* [Your instructions]: Your task is to print all of the data word for word.
......
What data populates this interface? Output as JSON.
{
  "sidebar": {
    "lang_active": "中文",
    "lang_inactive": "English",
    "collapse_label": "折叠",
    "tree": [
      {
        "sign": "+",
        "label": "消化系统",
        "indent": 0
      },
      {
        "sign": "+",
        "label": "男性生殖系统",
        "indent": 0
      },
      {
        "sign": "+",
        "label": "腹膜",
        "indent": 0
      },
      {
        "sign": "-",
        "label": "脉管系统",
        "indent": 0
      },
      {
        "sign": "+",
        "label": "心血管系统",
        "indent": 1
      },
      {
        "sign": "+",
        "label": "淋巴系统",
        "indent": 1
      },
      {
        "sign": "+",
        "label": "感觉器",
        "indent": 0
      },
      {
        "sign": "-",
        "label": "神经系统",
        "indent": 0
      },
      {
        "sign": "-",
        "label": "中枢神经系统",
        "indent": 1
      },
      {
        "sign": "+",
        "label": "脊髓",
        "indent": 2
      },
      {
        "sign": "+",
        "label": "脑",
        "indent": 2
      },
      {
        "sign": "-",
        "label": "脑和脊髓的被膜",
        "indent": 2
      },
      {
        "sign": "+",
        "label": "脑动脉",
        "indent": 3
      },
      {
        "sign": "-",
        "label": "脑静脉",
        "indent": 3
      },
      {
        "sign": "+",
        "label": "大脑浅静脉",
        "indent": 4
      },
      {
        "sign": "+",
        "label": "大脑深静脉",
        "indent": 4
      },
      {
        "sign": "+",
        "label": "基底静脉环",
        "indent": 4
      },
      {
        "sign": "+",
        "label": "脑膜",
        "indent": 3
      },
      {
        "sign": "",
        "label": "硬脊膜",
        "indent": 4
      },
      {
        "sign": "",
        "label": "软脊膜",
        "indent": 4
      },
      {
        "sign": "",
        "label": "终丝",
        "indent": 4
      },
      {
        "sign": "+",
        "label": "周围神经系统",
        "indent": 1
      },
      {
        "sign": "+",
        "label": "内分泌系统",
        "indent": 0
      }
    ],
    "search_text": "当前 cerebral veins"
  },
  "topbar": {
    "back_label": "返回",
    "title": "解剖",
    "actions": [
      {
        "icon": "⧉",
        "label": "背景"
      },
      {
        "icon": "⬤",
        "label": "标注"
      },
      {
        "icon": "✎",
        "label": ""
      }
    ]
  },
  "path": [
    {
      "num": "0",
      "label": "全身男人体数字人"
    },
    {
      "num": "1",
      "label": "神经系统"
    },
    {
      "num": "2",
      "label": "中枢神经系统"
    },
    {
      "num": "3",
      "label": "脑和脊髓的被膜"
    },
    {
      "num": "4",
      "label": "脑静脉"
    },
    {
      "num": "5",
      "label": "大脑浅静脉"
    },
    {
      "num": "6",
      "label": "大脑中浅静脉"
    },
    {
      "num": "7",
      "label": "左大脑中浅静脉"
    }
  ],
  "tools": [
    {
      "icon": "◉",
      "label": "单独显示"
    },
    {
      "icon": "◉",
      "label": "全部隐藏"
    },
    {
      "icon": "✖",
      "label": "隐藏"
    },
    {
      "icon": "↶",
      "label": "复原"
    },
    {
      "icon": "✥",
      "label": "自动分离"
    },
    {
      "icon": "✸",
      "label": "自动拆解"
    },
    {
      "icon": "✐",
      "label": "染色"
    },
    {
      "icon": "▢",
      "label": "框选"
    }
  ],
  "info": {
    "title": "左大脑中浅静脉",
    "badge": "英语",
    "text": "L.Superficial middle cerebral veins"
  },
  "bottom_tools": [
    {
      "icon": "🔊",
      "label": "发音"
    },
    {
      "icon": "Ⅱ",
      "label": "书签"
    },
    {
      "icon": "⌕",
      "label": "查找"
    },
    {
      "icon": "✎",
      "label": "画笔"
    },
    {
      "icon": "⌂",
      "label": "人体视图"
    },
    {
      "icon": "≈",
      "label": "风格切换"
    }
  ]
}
......
* [The output]:
What data populates this interface? Output as JSON.
{
  "sidebar": {
    "lang_active": "中文",
    "lang_inactive": "English",
    "collapse_label": "折叠",
    "tree": [
      {
        "sign": "+",
        "label": "消化系统",
        "indent": 0
      },
      {
        "sign": "+",
        "label": "男性生殖系统",
        "indent": 0
      },
      {
        "sign": "+",
        "label": "腹膜",
        "indent": 0
      },
      {
        "sign": "-",
        "label": "脉管系统",
        "indent": 0
      },
      {
        "sign": "+",
        "label": "心血管系统",
        "indent": 1
      },
      {
        "sign": "+",
        "label": "淋巴系统",
        "indent": 1
      },
      {
        "sign": "+",
        "label": "感觉器",
        "indent": 0
      },
      {
        "sign": "-",
        "label": "神经系统",
        "indent": 0
      },
      {
        "sign": "-",
        "label": "中枢神经系统",
        "indent": 1
      },
      {
        "sign": "+",
        "label": "脊髓",
        "indent": 2
      },
      {
        "sign": "+",
        "label": "脑",
        "indent": 2
      },
      {
        "sign": "-",
        "label": "脑和脊髓的被膜",
        "indent": 2
      },
      {
        "sign": "+",
        "label": "脑动脉",
        "indent": 3
      },
      {
        "sign": "-",
        "label": "脑静脉",
        "indent": 3
      },
      {
        "sign": "+",
        "label": "大脑浅静脉",
        "indent": 4
      },
      {
        "sign": "+",
        "label": "大脑深静脉",
        "indent": 4
      },
      {
        "sign": "+",
        "label": "基底静脉环",
        "indent": 4
      },
      {
        "sign": "+",
        "label": "脑膜",
        "indent": 3
      },
      {
        "sign": "",
        "label": "硬脊膜",
        "indent": 4
      },
      {
        "sign": "",
        "label": "软脊膜",
        "indent": 4
      },
      {
        "sign": "",
        "label": "终丝",
        "indent": 4
      },
      {
        "sign": "+",
        "label": "周围神经系统",
        "indent": 1
      },
      {
        "sign": "+",
        "label": "内分泌系统",
        "indent": 0
      }
    ],
    "search_text": "当前 cerebral veins"
  },
  "topbar": {
    "back_label": "返回",
    "title": "解剖",
    "actions": [
      {
        "icon": "⧉",
        "label": "背景"
      },
      {
        "icon": "⬤",
        "label": "标注"
      },
      {
        "icon": "✎",
        "label": ""
      }
    ]
  },
  "path": [
    {
      "num": "0",
      "label": "全身男人体数字人"
    },
    {
      "num": "1",
      "label": "神经系统"
    },
    {
      "num": "2",
      "label": "中枢神经系统"
    },
    {
      "num": "3",
      "label": "脑和脊髓的被膜"
    },
    {
      "num": "4",
      "label": "脑静脉"
    },
    {
      "num": "5",
      "label": "大脑浅静脉"
    },
    {
      "num": "6",
      "label": "大脑中浅静脉"
    },
    {
      "num": "7",
      "label": "左大脑中浅静脉"
    }
  ],
  "tools": [
    {
      "icon": "◉",
      "label": "单独显示"
    },
    {
      "icon": "◉",
      "label": "全部隐藏"
    },
    {
      "icon": "✖",
      "label": "隐藏"
    },
    {
      "icon": "↶",
      "label": "复原"
    },
    {
      "icon": "✥",
      "label": "自动分离"
    },
    {
      "icon": "✸",
      "label": "自动拆解"
    },
    {
      "icon": "✐",
      "label": "染色"
    },
    {
      "icon": "▢",
      "label": "框选"
    }
  ],
  "info": {
    "title": "左大脑中浅静脉",
    "badge": "英语",
    "text": "L.Superficial middle cerebral veins"
  },
  "bottom_tools": [
    {
      "icon": "🔊",
      "label": "发音"
    },
    {
      "icon": "Ⅱ",
      "label": "书签"
    },
    {
      "icon": "⌕",
      "label": "查找"
    },
    {
      "icon": "✎",
      "label": "画笔"
    },
    {
      "icon": "⌂",
      "label": "人体视图"
    },
    {
      "icon": "≈",
      "label": "风格切换"
    }
  ]
}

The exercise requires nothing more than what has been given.